◆ Requirements
Check every line of the material below for "document". Give the number of lines that have it, and only that.
— begin Supplied material —
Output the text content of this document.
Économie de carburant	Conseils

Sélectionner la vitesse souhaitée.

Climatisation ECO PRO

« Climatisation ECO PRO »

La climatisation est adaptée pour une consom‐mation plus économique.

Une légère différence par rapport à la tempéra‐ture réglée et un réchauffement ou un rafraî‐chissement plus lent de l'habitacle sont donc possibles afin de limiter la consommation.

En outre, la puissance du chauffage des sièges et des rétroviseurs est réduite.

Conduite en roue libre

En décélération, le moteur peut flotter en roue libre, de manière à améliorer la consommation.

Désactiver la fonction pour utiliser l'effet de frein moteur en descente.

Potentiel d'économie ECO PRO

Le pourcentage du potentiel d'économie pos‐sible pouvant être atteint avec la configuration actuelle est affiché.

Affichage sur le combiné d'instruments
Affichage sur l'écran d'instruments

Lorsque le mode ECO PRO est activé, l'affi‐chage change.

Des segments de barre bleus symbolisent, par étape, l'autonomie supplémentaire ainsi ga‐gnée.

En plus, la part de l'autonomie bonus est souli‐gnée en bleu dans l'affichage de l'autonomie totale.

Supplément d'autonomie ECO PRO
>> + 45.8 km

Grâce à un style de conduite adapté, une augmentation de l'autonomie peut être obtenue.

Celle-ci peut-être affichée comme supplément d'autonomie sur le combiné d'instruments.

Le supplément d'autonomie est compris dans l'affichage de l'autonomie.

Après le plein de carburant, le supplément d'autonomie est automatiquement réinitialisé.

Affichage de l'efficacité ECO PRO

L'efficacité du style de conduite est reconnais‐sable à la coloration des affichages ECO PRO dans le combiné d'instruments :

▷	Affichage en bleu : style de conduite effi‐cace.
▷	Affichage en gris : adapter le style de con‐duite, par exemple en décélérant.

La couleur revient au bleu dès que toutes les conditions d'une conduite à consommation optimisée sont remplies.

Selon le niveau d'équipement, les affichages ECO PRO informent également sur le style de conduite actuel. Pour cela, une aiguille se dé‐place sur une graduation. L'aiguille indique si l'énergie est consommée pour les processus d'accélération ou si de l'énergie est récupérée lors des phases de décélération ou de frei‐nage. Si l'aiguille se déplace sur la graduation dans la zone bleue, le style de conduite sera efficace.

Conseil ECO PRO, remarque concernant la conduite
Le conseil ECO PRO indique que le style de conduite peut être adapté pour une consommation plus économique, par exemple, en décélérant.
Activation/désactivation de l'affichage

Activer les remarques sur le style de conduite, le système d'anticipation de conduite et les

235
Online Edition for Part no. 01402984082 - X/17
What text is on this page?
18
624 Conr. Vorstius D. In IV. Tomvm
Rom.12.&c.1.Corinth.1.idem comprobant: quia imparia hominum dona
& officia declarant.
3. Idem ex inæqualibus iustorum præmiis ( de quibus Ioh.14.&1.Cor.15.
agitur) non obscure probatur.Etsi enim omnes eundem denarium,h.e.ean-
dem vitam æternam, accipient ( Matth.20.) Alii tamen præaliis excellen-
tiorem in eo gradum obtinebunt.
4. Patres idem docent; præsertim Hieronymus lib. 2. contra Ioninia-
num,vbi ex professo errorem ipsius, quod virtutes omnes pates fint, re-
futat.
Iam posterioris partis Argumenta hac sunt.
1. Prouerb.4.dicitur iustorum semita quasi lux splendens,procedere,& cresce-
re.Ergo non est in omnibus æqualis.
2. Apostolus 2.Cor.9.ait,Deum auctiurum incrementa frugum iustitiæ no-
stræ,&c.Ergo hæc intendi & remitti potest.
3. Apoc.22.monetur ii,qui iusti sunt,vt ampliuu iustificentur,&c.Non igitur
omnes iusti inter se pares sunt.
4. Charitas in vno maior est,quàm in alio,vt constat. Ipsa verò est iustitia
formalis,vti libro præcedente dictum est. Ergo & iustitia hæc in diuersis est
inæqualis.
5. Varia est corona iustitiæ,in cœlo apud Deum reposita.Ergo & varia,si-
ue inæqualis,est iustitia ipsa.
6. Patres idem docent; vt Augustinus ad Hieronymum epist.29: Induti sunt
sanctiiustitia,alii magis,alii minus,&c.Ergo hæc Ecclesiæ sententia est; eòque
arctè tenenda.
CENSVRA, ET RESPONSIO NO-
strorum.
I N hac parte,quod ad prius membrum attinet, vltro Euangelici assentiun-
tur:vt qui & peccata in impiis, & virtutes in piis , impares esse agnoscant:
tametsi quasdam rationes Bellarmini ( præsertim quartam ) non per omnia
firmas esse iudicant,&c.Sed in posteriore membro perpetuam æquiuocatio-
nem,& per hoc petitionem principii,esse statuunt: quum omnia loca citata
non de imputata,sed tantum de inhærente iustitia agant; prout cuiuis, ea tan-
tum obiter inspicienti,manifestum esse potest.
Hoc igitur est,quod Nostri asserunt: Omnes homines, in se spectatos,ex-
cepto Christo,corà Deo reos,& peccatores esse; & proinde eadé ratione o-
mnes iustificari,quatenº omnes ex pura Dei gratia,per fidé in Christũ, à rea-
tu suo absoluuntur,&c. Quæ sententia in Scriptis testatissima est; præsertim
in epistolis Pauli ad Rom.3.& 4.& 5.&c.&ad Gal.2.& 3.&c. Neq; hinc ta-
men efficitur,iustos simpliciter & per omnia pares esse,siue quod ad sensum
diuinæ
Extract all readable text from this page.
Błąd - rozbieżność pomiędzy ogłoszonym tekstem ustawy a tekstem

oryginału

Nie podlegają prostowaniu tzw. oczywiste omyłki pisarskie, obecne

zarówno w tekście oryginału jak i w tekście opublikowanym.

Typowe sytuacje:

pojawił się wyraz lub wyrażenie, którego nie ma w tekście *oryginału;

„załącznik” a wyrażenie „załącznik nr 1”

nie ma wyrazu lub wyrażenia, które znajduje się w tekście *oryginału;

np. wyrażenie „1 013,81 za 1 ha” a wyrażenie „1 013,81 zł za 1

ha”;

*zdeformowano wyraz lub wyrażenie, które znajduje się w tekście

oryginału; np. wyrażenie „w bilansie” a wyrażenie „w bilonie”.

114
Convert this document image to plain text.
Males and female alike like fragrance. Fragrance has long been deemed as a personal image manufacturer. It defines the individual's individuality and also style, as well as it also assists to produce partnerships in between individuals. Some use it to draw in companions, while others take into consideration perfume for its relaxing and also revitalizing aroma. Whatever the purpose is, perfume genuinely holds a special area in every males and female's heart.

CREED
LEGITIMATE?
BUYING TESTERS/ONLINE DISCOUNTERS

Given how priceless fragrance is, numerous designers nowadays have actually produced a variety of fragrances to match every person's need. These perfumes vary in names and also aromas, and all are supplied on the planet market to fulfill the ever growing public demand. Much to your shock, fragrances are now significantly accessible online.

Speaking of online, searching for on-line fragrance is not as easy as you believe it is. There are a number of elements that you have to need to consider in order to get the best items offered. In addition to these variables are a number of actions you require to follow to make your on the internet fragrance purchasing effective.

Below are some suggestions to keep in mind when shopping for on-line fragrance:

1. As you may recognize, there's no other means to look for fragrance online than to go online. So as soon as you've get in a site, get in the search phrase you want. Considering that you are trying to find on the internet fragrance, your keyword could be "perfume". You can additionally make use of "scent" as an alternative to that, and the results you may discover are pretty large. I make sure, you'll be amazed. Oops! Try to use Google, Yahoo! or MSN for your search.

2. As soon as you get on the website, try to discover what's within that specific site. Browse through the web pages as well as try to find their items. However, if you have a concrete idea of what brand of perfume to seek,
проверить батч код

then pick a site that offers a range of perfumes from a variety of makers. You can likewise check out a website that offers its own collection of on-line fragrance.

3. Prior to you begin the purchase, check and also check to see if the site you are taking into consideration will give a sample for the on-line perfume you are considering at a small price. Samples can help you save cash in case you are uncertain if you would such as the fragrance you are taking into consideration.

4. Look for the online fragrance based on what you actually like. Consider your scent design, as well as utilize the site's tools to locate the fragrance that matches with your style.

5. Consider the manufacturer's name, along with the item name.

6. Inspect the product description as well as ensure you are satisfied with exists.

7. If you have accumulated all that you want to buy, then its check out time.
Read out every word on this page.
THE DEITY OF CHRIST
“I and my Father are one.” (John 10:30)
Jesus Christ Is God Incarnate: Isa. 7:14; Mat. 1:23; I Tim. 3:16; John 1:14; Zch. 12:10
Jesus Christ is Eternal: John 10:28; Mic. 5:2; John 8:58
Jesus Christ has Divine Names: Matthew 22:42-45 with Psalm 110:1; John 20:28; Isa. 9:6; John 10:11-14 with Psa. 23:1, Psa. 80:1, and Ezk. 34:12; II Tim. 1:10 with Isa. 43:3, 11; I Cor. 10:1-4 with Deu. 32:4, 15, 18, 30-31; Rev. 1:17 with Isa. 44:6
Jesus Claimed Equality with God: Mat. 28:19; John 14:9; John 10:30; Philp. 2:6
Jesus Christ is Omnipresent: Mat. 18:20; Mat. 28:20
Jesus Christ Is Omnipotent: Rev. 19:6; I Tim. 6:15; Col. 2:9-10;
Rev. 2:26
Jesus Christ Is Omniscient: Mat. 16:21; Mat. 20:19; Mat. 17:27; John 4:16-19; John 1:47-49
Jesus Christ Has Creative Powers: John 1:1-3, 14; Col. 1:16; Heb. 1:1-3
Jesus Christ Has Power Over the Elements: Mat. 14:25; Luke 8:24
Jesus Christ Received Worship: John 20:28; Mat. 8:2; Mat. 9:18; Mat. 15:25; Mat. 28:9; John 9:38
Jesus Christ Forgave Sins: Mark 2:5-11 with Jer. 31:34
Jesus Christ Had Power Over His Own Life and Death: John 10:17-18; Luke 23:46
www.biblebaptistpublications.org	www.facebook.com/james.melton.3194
— end Supplied material —
◆ Problem solution
2